Records from a collection of figures

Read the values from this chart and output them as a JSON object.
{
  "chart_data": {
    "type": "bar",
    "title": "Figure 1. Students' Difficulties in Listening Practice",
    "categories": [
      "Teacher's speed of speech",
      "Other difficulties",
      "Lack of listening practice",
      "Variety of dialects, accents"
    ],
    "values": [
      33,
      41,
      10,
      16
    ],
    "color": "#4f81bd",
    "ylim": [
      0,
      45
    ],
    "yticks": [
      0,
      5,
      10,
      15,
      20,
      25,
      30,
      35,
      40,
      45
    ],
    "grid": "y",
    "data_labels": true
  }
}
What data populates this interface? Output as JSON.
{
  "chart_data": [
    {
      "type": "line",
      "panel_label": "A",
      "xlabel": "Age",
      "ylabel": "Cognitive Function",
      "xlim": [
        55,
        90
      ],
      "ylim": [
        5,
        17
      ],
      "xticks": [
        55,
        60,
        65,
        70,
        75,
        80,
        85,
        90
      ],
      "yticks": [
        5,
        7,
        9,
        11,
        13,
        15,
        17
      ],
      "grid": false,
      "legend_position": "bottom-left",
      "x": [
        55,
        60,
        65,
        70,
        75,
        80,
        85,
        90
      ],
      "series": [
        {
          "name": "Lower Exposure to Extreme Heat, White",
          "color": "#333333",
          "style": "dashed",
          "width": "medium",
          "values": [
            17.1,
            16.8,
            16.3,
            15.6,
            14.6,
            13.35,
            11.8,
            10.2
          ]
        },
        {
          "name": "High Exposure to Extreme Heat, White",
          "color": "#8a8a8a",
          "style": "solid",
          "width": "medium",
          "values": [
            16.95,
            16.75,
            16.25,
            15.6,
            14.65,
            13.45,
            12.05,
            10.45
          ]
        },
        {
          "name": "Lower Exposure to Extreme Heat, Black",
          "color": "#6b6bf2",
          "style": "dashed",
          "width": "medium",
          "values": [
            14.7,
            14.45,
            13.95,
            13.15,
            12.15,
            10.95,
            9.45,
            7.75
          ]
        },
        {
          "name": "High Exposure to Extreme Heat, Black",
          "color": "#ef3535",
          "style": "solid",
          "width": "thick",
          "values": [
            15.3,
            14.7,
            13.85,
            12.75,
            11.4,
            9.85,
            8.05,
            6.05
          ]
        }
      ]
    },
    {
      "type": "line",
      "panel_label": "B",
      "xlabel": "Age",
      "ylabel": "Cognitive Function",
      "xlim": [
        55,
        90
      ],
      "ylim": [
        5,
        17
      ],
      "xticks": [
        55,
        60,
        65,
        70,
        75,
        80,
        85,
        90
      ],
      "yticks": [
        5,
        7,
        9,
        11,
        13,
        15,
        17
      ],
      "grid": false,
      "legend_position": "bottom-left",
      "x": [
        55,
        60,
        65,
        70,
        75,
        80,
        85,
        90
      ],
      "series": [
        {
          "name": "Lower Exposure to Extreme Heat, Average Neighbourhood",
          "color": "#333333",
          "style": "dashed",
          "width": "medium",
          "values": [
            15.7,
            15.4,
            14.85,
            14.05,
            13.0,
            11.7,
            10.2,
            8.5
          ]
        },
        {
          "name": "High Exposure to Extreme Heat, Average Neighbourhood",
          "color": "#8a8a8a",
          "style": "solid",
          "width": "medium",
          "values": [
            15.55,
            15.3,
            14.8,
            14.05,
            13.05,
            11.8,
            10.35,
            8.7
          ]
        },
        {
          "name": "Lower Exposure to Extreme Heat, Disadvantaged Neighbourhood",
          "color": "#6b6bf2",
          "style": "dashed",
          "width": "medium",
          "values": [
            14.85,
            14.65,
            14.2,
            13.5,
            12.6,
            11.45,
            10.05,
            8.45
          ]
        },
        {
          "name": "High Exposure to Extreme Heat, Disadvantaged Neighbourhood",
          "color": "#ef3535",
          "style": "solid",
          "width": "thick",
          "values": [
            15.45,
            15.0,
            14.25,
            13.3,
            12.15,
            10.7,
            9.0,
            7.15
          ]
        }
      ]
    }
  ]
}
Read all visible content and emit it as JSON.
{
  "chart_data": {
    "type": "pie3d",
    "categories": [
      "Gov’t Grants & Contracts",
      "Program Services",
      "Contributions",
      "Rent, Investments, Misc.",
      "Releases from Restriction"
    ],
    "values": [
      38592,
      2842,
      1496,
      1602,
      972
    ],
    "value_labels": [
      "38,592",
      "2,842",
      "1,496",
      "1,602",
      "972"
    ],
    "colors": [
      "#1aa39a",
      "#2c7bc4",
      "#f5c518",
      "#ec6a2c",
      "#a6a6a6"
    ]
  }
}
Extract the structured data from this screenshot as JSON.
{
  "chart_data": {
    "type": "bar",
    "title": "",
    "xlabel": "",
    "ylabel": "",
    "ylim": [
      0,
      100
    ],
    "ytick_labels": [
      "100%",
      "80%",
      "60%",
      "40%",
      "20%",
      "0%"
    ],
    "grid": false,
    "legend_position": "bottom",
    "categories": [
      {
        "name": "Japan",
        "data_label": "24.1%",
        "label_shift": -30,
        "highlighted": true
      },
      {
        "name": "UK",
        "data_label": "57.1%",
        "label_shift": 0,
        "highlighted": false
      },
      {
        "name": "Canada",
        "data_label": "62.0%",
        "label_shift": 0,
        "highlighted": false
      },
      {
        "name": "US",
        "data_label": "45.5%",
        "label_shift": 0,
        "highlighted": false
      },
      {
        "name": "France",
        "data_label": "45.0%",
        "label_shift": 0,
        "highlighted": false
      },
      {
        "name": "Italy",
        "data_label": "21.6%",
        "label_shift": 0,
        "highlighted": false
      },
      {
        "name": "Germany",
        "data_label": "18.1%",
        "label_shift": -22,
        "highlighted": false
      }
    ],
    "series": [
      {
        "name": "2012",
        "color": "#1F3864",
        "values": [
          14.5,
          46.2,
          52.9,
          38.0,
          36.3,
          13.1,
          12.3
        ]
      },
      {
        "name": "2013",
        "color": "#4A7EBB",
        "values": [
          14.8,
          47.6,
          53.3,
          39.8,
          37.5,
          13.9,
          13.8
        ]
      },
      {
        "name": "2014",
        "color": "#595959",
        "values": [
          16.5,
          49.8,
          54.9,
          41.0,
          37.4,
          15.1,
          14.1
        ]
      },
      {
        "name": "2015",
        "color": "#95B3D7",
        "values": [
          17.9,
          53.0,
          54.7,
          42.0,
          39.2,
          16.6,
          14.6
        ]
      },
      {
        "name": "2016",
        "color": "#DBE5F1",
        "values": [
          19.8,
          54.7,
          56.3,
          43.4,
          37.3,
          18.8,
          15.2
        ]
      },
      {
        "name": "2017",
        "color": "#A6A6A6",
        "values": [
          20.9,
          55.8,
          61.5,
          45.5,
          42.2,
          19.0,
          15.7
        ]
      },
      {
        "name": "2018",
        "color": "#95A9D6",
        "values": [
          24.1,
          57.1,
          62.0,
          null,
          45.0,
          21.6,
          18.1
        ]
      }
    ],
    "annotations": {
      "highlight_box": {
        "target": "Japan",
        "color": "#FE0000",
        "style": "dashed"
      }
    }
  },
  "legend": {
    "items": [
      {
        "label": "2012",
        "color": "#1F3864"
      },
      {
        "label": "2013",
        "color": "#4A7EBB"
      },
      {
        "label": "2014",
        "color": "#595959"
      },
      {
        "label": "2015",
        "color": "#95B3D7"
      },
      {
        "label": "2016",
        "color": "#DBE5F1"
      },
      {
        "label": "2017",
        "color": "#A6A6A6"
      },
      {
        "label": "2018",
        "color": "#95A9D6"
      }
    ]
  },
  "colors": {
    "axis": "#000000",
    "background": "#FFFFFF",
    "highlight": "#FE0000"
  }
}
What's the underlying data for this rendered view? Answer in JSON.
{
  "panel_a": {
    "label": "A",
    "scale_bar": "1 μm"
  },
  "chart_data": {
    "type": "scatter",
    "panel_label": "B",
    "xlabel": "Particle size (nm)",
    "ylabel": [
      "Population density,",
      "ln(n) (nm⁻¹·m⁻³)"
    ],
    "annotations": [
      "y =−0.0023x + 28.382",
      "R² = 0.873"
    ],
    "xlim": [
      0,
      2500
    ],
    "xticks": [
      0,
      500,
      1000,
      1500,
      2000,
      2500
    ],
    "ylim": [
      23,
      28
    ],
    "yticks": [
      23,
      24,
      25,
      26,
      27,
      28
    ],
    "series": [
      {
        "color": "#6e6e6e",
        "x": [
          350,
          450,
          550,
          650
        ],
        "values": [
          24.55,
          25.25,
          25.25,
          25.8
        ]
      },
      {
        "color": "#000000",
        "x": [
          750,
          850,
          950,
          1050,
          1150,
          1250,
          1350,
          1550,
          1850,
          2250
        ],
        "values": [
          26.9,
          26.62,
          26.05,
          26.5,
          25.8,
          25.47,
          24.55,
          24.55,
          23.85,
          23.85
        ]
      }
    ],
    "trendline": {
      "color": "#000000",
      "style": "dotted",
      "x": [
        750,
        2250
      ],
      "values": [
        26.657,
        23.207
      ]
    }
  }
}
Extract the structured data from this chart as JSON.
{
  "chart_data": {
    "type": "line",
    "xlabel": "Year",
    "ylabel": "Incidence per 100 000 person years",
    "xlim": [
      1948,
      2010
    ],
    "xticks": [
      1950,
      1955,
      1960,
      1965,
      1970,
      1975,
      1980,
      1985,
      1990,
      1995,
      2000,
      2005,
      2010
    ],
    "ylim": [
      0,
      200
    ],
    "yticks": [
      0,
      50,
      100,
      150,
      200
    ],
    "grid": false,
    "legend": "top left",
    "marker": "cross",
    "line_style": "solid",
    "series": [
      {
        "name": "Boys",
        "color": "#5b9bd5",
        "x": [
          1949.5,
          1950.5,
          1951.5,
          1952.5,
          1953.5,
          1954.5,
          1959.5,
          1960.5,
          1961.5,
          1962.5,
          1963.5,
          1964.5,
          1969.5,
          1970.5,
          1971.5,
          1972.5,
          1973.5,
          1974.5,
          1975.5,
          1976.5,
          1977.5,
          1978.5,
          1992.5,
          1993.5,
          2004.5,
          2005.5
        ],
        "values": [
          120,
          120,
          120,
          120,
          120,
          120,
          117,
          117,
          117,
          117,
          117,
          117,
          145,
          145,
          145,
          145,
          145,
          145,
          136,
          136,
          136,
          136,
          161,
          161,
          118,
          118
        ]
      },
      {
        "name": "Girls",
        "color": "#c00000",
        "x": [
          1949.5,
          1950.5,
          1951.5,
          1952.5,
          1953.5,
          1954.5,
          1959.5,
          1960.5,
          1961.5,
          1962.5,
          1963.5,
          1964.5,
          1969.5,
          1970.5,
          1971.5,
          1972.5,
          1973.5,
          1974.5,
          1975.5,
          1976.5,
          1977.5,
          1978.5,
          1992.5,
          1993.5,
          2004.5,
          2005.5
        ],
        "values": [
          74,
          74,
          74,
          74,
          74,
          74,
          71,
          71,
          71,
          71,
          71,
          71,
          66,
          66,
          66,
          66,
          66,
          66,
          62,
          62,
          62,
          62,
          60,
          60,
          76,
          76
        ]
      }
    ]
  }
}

THE EXERCISE:
Read the entries and pick out all lines that include the word "What".

FINAL RESULT:
What data populates this interface? Output as JSON.
What's the underlying data for this rendered view? Answer in JSON.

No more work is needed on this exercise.